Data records
## start

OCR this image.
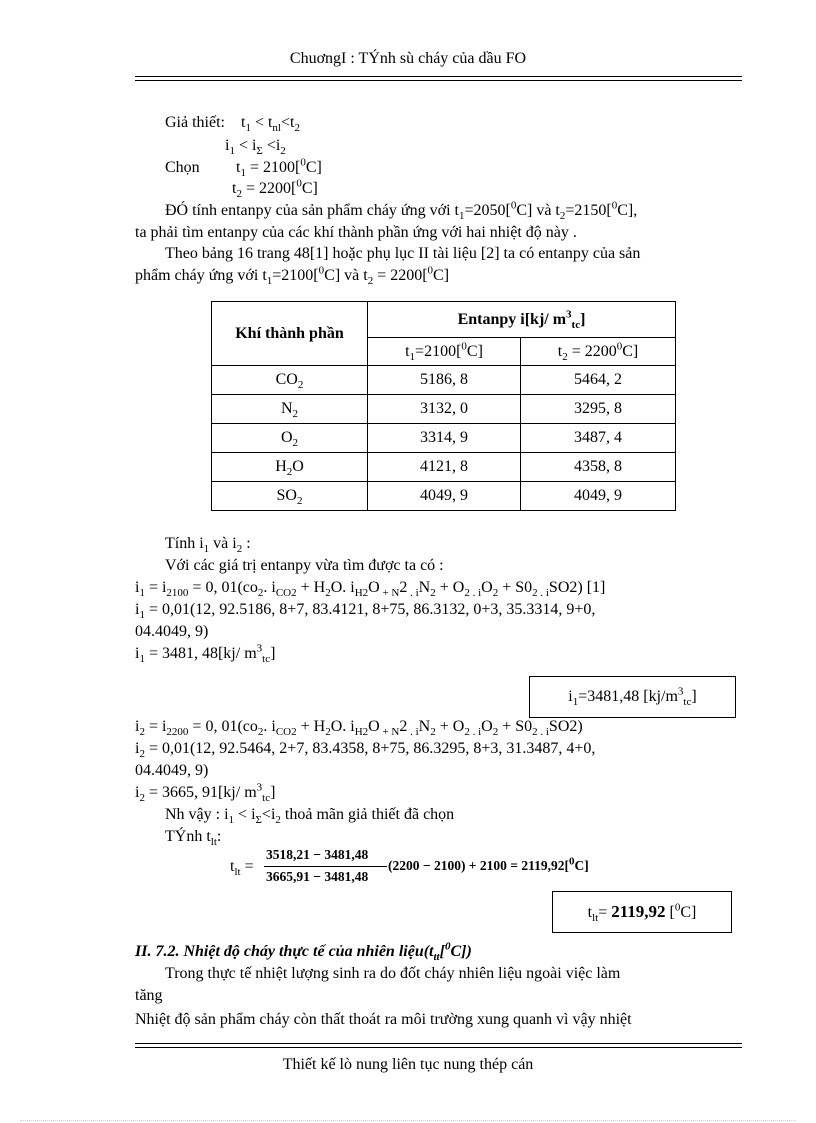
ChuơngI : TÝnh sù cháy của dầu FO
Giả thiết: $t_1 < t_{nl}<t_2$
$i_1 < i_\Sigma <i_2$
Chọn $t_1 = 2100[^0C]$
$t_2 = 2200[^0C]$
ĐÓ tính entanpy của sản phẩm cháy ứng với $t_1=2050[^0C]$ và $t_2=2150[^0C]$,
ta phải tìm entanpy của các khí thành phần ứng với hai nhiệt độ này .
Theo bảng 16 trang 48[1] hoặc phụ lục II tài liệu [2] ta có entanpy của sản
phẩm cháy ứng với $t_1=2100[^0C]$ và $t_2 = 2200[^0C]$
Khí thành phần	Entanpy i[kj/ $m^3_{tc}$]	
	$t_1=2100[^0C]$	$t_2 = 2200^0C$]
$CO_2$	5186, 8	5464, 2
$N_2$	3132, 0	3295, 8
$O_2$	3314, 9	3487, 4
$H_2O$	4121, 8	4358, 8
$SO_2$	4049, 9	4049, 9
Tính $i_1$ và $i_2$ :
Với các giá trị entanpy vừa tìm được ta có :
$i_1 = i_{2100} = 0$, $01(co_2$. $i_{CO2} + H_2O$. $i_{H2}O$ $_{+ N}$2 $_{. i}N_2 + O_2$ $_{. i}O_2 + S0_2$ $_{. i}$SO2) [1]
$i_1 = 0,01(12$, 92.5186, 8+7, 83.4121, 8+75, 86.3132, 0+3, 35.3314, 9+0,
04.4049, 9)
$i_1 = 3481$, 48[kj/ $m^3_{tc}$]
$i_1=3481,48$ $[kj/m^3_{tc}]$
$i_2 = i_{2200} = 0$, $01(co_2$. $i_{CO2} + H_2O$. $i_{H2}O$ $_{+ N}$2 $_{. i}N_2 + O_2$ $_{. i}O_2 + S0_2$ $_{. i}$SO2)
$i_2 = 0,01(12$, 92.5464, 2+7, 83.4358, 8+75, 86.3295, 8+3, 31.3487, 4+0,
04.4049, 9)
$i_2 = 3665$, 91[kj/ $m^3_{tc}$]
Nh vậy : $i_1 < i_\Sigma<i_2$ thoả mãn giả thiết đã chọn
TÝnh $t_{lt}$:
$t_{lt}$ =
3518,21 − 3481,48
3665,91 − 3481,48
(2200 − 2100) + 2100 = 2119,92[$^0$C]
$t_{lt}= 2119,92$ [$^0$C]
II. 7.2. Nhiệt độ cháy thực tế của nhiên $liệu(t_{tt}[^0C])$
Trong thực tế nhiệt lượng sinh ra do đốt cháy nhiên liệu ngoài việc làm
tăng
Nhiệt độ sản phẩm cháy còn thất thoát ra môi trường xung quanh vì vậy nhiệt
Thiết kế lò nung liên tục nung thép cán
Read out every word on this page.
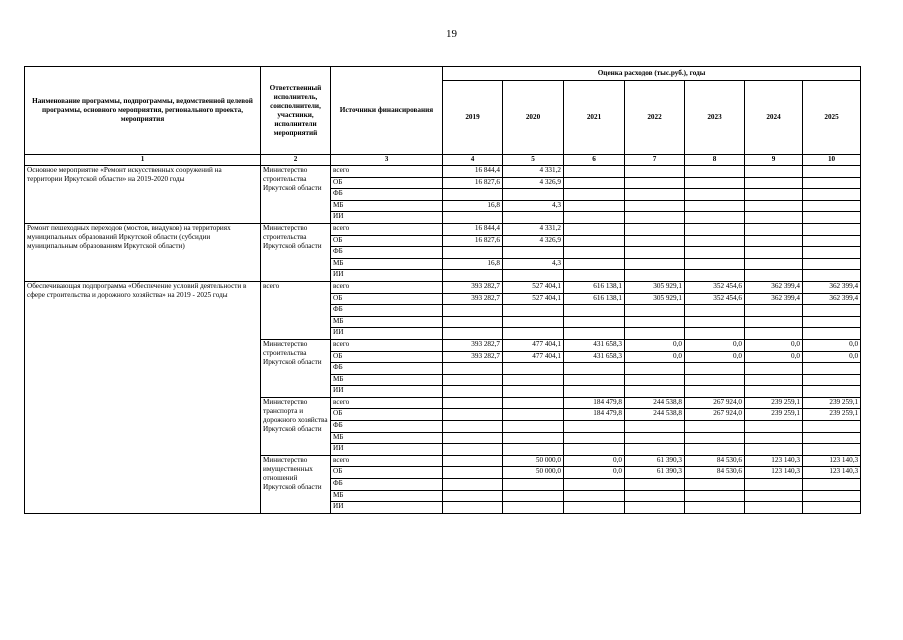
19
Наименование программы, подпрограммы, ведомственной целевой программы, основного мероприятия, регионального проекта, мероприятия	Ответственный исполнитель, соисполнители, участники, исполнители мероприятий	Источники финансирования	Оценка расходов (тыс.руб.), годы						
			2019	2020	2021	2022	2023	2024	2025
1	2	3	4	5	6	7	8	9	10
Основное мероприятие «Ремонт искусственных сооружений на территории Иркутской области» на 2019-2020 годы	Министерство строительства Иркутской области	всего	16 844,4	4 331,2					
		ОБ	16 827,6	4 326,9					
		ФБ							
		МБ	16,8	4,3					
		ИИ							
Ремонт пешеходных переходов (мостов, виадуков) на территориях муниципальных образований Иркутской области (субсидии муниципальным образованиям Иркутской области)	Министерство строительства Иркутской области	всего	16 844,4	4 331,2					
		ОБ	16 827,6	4 326,9					
		ФБ							
		МБ	16,8	4,3					
		ИИ							
Обеспечивающая подпрограмма «Обеспечение условий деятельности в сфере строительства и дорожного хозяйства» на 2019 - 2025 годы	всего	всего	393 282,7	527 404,1	616 138,1	305 929,1	352 454,6	362 399,4	362 399,4
		ОБ	393 282,7	527 404,1	616 138,1	305 929,1	352 454,6	362 399,4	362 399,4
		ФБ							
		МБ							
		ИИ							
	Министерство строительства Иркутской области	всего	393 282,7	477 404,1	431 658,3	0,0	0,0	0,0	0,0
		ОБ	393 282,7	477 404,1	431 658,3	0,0	0,0	0,0	0,0
		ФБ							
		МБ							
		ИИ							
	Министерство транспорта и дорожного хозяйства Иркутской области	всего			184 479,8	244 538,8	267 924,0	239 259,1	239 259,1
		ОБ			184 479,8	244 538,8	267 924,0	239 259,1	239 259,1
		ФБ							
		МБ							
		ИИ							
	Министерство имущественных отношений Иркутской области	всего		50 000,0	0,0	61 390,3	84 530,6	123 140,3	123 140,3
		ОБ		50 000,0	0,0	61 390,3	84 530,6	123 140,3	123 140,3
		ФБ							
		МБ							
		ИИ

## end

__Written request__: Using the listing above, return all lines where the word "годы" occurs.

__Full response__:
Наименование программы, подпрограммы, ведомственной целевой программы, основного мероприятия, регионального проекта, мероприятия	Ответственный исполнитель, соисполнители, участники, исполнители мероприятий	Источники финансирования	Оценка расходов (тыс.руб.), годы						
Основное мероприятие «Ремонт искусственных сооружений на территории Иркутской области» на 2019-2020 годы	Министерство строительства Иркутской области	всего	16 844,4	4 331,2					
Обеспечивающая подпрограмма «Обеспечение условий деятельности в сфере строительства и дорожного хозяйства» на 2019 - 2025 годы	всего	всего	393 282,7	527 404,1	616 138,1	305 929,1	352 454,6	362 399,4	362 399,4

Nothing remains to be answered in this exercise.